#### [WHAT YOU WILL DO]
Reproduce all the entries below, substituting "Course Policies Quiz" for every occurrence of "Syllabus Quiz" and keeping everything else identical. Leave the pictures out.

#### [EXTRACTED MATERIAL]

-- start --

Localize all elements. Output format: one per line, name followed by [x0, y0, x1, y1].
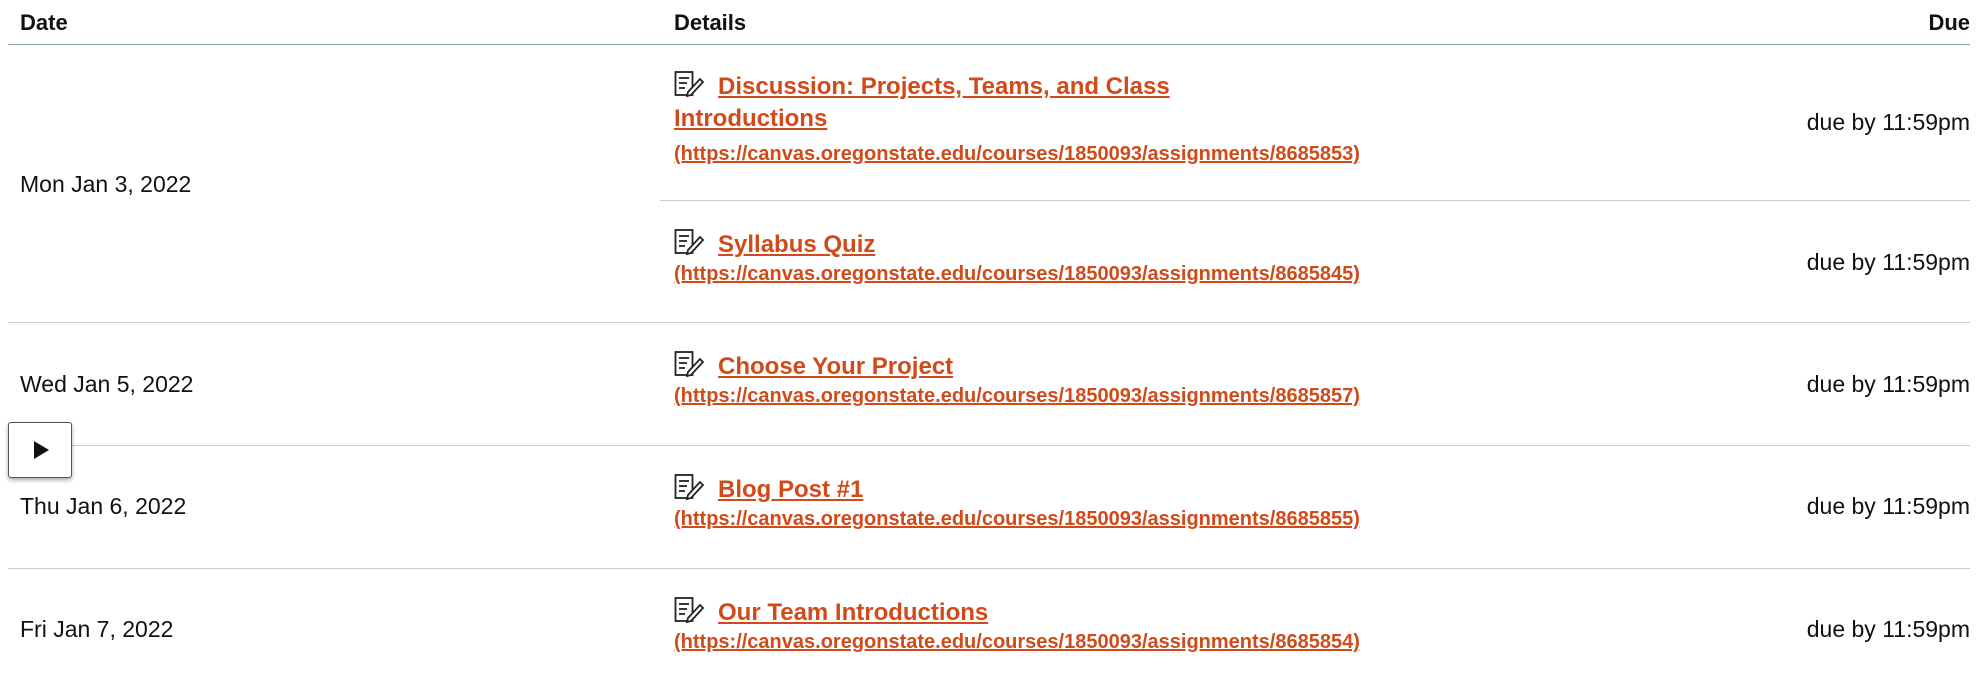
assignment-url-link[interactable]: (https://canvas.oregonstate.edu/courses/… — [674, 143, 1360, 166]
assignment-title-line2[interactable]: Introductions — [674, 103, 1360, 135]
assignment-details: Blog Post #1 (https://canvas.oregonstate… — [674, 473, 1360, 531]
assignment-item: Our Team Introductions (https://canvas.o… — [660, 569, 1970, 691]
table-row: Wed Jan 5, 2022 Choose Your Project (htt — [8, 323, 1970, 446]
assignment-item: Choose Your Project (https://canvas.oreg… — [660, 323, 1970, 445]
date-cell: Fri Jan 7, 2022 — [20, 616, 174, 642]
due-cell: due by 11:59pm — [1806, 493, 1970, 519]
date-cell: Wed Jan 5, 2022 — [20, 371, 194, 397]
table-row: Thu Jan 6, 2022 Blog Post #1 (https://ca — [8, 446, 1970, 569]
assignment-item: Syllabus Quiz (https://canvas.oregonstat… — [660, 200, 1970, 322]
assignment-icon — [674, 70, 705, 98]
assignment-url-link[interactable]: (https://canvas.oregonstate.edu/courses/… — [674, 508, 1360, 531]
due-cell: due by 11:59pm — [1806, 249, 1970, 275]
assignment-title-line1[interactable]: Discussion: Projects, Teams, and Class — [718, 73, 1170, 100]
assignment-item: Discussion: Projects, Teams, and Class I… — [660, 45, 1970, 200]
assignment-details: Choose Your Project (https://canvas.oreg… — [674, 350, 1360, 408]
table-row: Fri Jan 7, 2022 Our Team Introductions ( — [8, 569, 1970, 691]
assignment-title-link[interactable]: Choose Your Project — [674, 350, 1360, 383]
assignment-title[interactable]: Blog Post #1 — [718, 476, 863, 503]
assignment-url-link[interactable]: (https://canvas.oregonstate.edu/courses/… — [674, 631, 1360, 654]
assignment-details: Discussion: Projects, Teams, and Class I… — [674, 70, 1360, 166]
due-column-header: Due — [1928, 10, 1970, 35]
table-header: Date Details Due — [8, 0, 1970, 45]
assignment-icon — [674, 228, 705, 256]
assignment-title-link[interactable]: Discussion: Projects, Teams, and Class — [674, 70, 1360, 103]
assignment-title-link[interactable]: Syllabus Quiz — [674, 228, 1360, 261]
assignment-icon — [674, 350, 705, 378]
play-icon — [34, 441, 49, 459]
due-cell: due by 11:59pm — [1806, 371, 1970, 397]
details-column-header: Details — [674, 10, 747, 35]
assignment-title-link[interactable]: Our Team Introductions — [674, 596, 1360, 629]
due-cell: due by 11:59pm — [1806, 616, 1970, 642]
assignment-url-link[interactable]: (https://canvas.oregonstate.edu/courses/… — [674, 385, 1360, 408]
assignment-title-link[interactable]: Blog Post #1 — [674, 473, 1360, 506]
assignment-icon — [674, 473, 705, 501]
assignment-title[interactable]: Choose Your Project — [718, 353, 953, 380]
assignment-details: Our Team Introductions (https://canvas.o… — [674, 596, 1360, 654]
assignment-item: Blog Post #1 (https://canvas.oregonstate… — [660, 446, 1970, 568]
due-cell: due by 11:59pm — [1806, 109, 1970, 135]
assignment-details: Syllabus Quiz (https://canvas.oregonstat… — [674, 228, 1360, 286]
assignment-url-link[interactable]: (https://canvas.oregonstate.edu/courses/… — [674, 263, 1360, 286]
date-column-header: Date — [20, 10, 68, 35]
assignment-title[interactable]: Syllabus Quiz — [718, 231, 875, 258]
date-cell: Thu Jan 6, 2022 — [20, 493, 187, 519]
syllabus-table: Date Details Due Mon Jan 3, 2022 Discuss… — [8, 0, 1970, 691]
assignment-icon — [674, 596, 705, 624]
play-button[interactable] — [8, 422, 72, 478]
date-cell: Mon Jan 3, 2022 — [20, 171, 192, 197]
table-row: Mon Jan 3, 2022 Discussion: Projects, Te… — [8, 45, 1970, 323]
assignment-title[interactable]: Our Team Introductions — [718, 599, 988, 626]
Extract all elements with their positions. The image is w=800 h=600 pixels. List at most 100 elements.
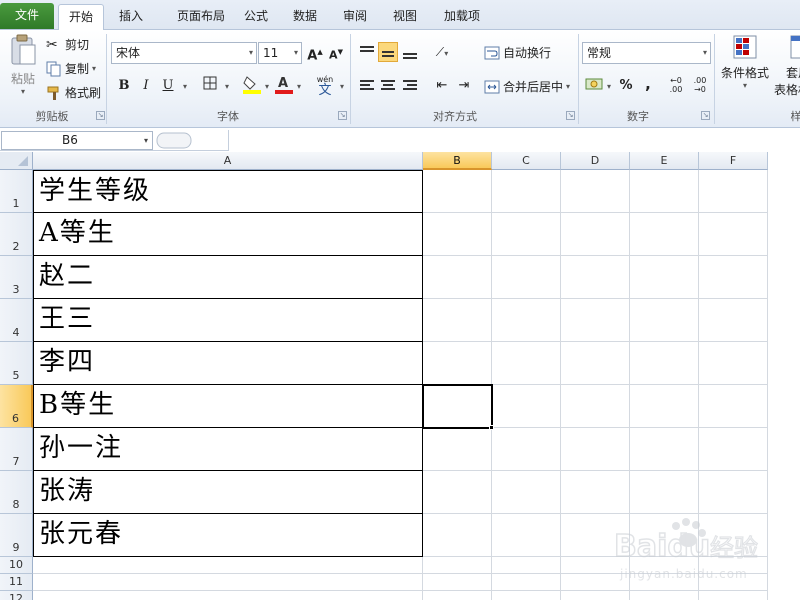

-- end --

#### [SOLVED PROBLEM]
Localize all elements. Output format: one per line, name followed by [x0, y0, x1, y1].
assignment-url-link[interactable]: (https://canvas.oregonstate.edu/courses/… — [674, 143, 1360, 166]
assignment-title-line2[interactable]: Introductions — [674, 103, 1360, 135]
assignment-details: Blog Post #1 (https://canvas.oregonstate… — [674, 473, 1360, 531]
assignment-item: Our Team Introductions (https://canvas.o… — [660, 569, 1970, 691]
table-row: Wed Jan 5, 2022 Choose Your Project (htt — [8, 323, 1970, 446]
assignment-item: Choose Your Project (https://canvas.oreg… — [660, 323, 1970, 445]
date-cell: Fri Jan 7, 2022 — [20, 616, 174, 642]
due-cell: due by 11:59pm — [1806, 493, 1970, 519]
date-cell: Wed Jan 5, 2022 — [20, 371, 194, 397]
table-row: Thu Jan 6, 2022 Blog Post #1 (https://ca — [8, 446, 1970, 569]
assignment-item: Course Policies Quiz (https://canvas.oregonstat… — [660, 200, 1970, 322]
assignment-icon — [674, 70, 705, 98]
assignment-url-link[interactable]: (https://canvas.oregonstate.edu/courses/… — [674, 508, 1360, 531]
due-cell: due by 11:59pm — [1806, 249, 1970, 275]
assignment-title-line1[interactable]: Discussion: Projects, Teams, and Class — [718, 73, 1170, 100]
assignment-item: Discussion: Projects, Teams, and Class I… — [660, 45, 1970, 200]
assignment-details: Choose Your Project (https://canvas.oreg… — [674, 350, 1360, 408]
table-row: Fri Jan 7, 2022 Our Team Introductions ( — [8, 569, 1970, 691]
assignment-title-link[interactable]: Choose Your Project — [674, 350, 1360, 383]
assignment-title[interactable]: Blog Post #1 — [718, 476, 863, 503]
assignment-url-link[interactable]: (https://canvas.oregonstate.edu/courses/… — [674, 631, 1360, 654]
assignment-details: Discussion: Projects, Teams, and Class I… — [674, 70, 1360, 166]
due-column-header: Due — [1928, 10, 1970, 35]
table-header: Date Details Due — [8, 0, 1970, 45]
assignment-icon — [674, 228, 705, 256]
assignment-title-link[interactable]: Discussion: Projects, Teams, and Class — [674, 70, 1360, 103]
assignment-title-link[interactable]: Course Policies Quiz — [674, 228, 1360, 261]
assignment-icon — [674, 350, 705, 378]
play-icon — [34, 441, 49, 459]
due-cell: due by 11:59pm — [1806, 371, 1970, 397]
details-column-header: Details — [674, 10, 747, 35]
assignment-title-link[interactable]: Our Team Introductions — [674, 596, 1360, 629]
due-cell: due by 11:59pm — [1806, 616, 1970, 642]
assignment-url-link[interactable]: (https://canvas.oregonstate.edu/courses/… — [674, 385, 1360, 408]
assignment-title-link[interactable]: Blog Post #1 — [674, 473, 1360, 506]
assignment-icon — [674, 473, 705, 501]
assignment-title[interactable]: Choose Your Project — [718, 353, 953, 380]
assignment-details: Our Team Introductions (https://canvas.o… — [674, 596, 1360, 654]
assignment-item: Blog Post #1 (https://canvas.oregonstate… — [660, 446, 1970, 568]
due-cell: due by 11:59pm — [1806, 109, 1970, 135]
assignment-details: Course Policies Quiz (https://canvas.oregonstat… — [674, 228, 1360, 286]
assignment-url-link[interactable]: (https://canvas.oregonstate.edu/courses/… — [674, 263, 1360, 286]
date-column-header: Date — [20, 10, 68, 35]
assignment-title[interactable]: Course Policies Quiz — [718, 231, 875, 258]
date-cell: Thu Jan 6, 2022 — [20, 493, 187, 519]
syllabus-table: Date Details Due Mon Jan 3, 2022 Discuss… — [8, 0, 1970, 691]
assignment-icon — [674, 596, 705, 624]
play-button[interactable] — [8, 422, 72, 478]
date-cell: Mon Jan 3, 2022 — [20, 171, 192, 197]
table-row: Mon Jan 3, 2022 Discussion: Projects, Te… — [8, 45, 1970, 323]
assignment-title[interactable]: Our Team Introductions — [718, 599, 988, 626]
Extract all elements with their positions. The image is w=800 h=600 pixels. List at most 100 elements.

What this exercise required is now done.